• **Task to carry out**:
The listing below must be repeated word for word, with its images excluded.

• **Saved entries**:
╔══

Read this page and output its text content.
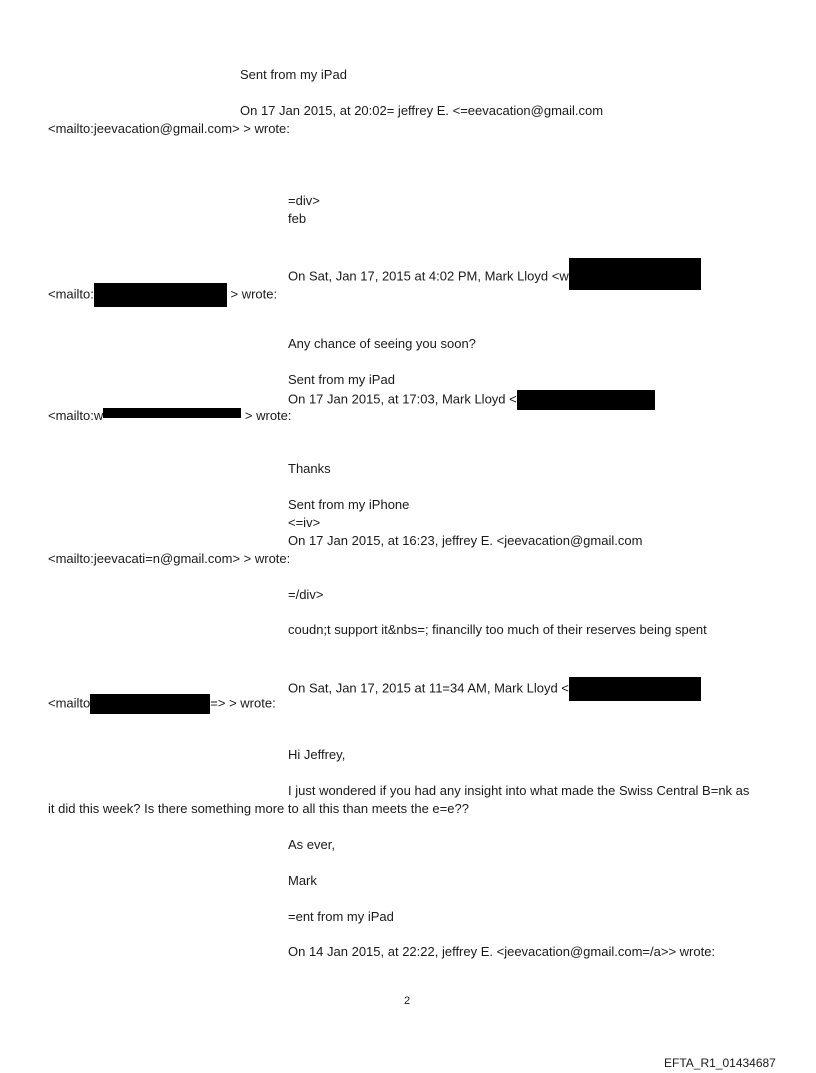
Sent from my iPad
On 17 Jan 2015, at 20:02= jeffrey E. <=eevacation@gmail.com
<mailto:jeevacation@gmail.com> > wrote:
=div>
feb
On Sat, Jan 17, 2015 at 4:02 PM, Mark Lloyd <w
<mailto:	> wrote:
Any chance of seeing you soon?
Sent from my iPad
On 17 Jan 2015, at 17:03, Mark Lloyd <
<mailto:w	> wrote:
Thanks
Sent from my iPhone
<=iv>
On 17 Jan 2015, at 16:23, jeffrey E. <jeevacation@gmail.com
<mailto:jeevacati=n@gmail.com> > wrote:
=/div>
coudn;t support it&nbs=; financilly too much of their reserves being spent
On Sat, Jan 17, 2015 at 11=34 AM, Mark Lloyd <
<mailto	=> > wrote:
Hi Jeffrey,
I just wondered if you had any insight into what made the Swiss Central B=nk as
it did this week? Is there something more to all this than meets the e=e??
As ever,
Mark
=ent from my iPad
On 14 Jan 2015, at 22:22, jeffrey E. <jeevacation@gmail.com=/a>> wrote:
2
EFTA_R1_01434687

╚══

• **Correct answer**:
Read this page and output its text content.
Sent from my iPad
On 17 Jan 2015, at 20:02= jeffrey E. <=eevacation@gmail.com
<mailto:jeevacation@gmail.com> > wrote:
=div>
feb
On Sat, Jan 17, 2015 at 4:02 PM, Mark Lloyd <w
<mailto:	> wrote:
Any chance of seeing you soon?
Sent from my iPad
On 17 Jan 2015, at 17:03, Mark Lloyd <
<mailto:w	> wrote:
Thanks
Sent from my iPhone
<=iv>
On 17 Jan 2015, at 16:23, jeffrey E. <jeevacation@gmail.com
<mailto:jeevacati=n@gmail.com> > wrote:
=/div>
coudn;t support it&nbs=; financilly too much of their reserves being spent
On Sat, Jan 17, 2015 at 11=34 AM, Mark Lloyd <
<mailto	=> > wrote:
Hi Jeffrey,
I just wondered if you had any insight into what made the Swiss Central B=nk as
it did this week? Is there something more to all this than meets the e=e??
As ever,
Mark
=ent from my iPad
On 14 Jan 2015, at 22:22, jeffrey E. <jeevacation@gmail.com=/a>> wrote:
2
EFTA_R1_01434687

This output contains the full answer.